Work instructions: What is the number of lines containing the word "load"? Please answer with that number and nothing more.

------------------------------

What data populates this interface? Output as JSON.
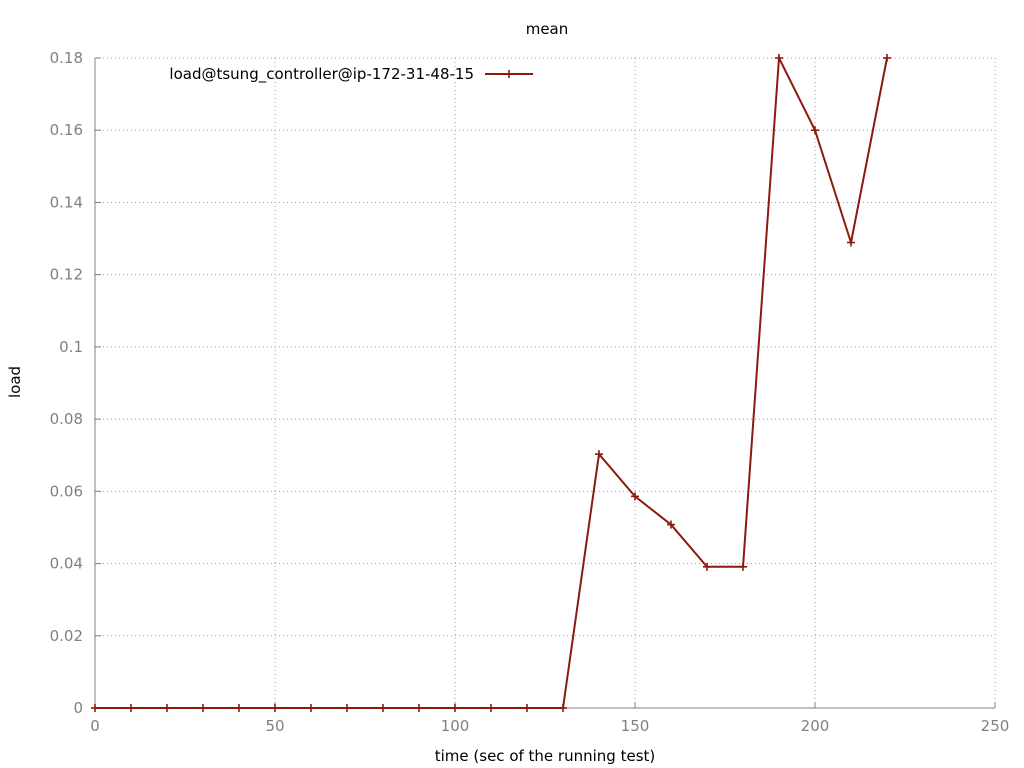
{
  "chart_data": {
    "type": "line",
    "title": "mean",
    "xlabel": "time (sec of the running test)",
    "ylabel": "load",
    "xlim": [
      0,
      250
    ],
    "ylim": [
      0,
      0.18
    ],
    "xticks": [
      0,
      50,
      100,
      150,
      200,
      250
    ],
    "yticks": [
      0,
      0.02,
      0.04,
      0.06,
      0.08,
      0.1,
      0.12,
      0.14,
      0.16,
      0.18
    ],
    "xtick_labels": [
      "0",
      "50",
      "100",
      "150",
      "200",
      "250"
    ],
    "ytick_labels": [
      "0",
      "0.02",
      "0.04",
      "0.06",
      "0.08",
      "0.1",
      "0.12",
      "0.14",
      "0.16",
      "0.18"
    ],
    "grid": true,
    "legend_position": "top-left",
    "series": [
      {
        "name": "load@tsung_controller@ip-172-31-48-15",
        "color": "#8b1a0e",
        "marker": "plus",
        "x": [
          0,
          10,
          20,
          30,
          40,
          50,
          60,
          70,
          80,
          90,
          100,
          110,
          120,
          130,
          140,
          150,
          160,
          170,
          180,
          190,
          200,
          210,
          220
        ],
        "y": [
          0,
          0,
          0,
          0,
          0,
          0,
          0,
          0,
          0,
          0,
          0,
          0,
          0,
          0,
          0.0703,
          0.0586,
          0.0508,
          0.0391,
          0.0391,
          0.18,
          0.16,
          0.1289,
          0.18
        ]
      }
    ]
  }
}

------------------------------

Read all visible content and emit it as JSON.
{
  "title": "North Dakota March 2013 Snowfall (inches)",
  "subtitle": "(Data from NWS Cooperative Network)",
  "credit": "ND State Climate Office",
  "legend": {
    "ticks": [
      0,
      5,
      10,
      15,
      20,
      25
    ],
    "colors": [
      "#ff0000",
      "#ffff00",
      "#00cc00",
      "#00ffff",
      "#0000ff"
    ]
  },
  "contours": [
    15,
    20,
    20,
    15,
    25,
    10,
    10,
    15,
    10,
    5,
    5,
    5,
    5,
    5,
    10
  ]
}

------------------------------

Answer: 2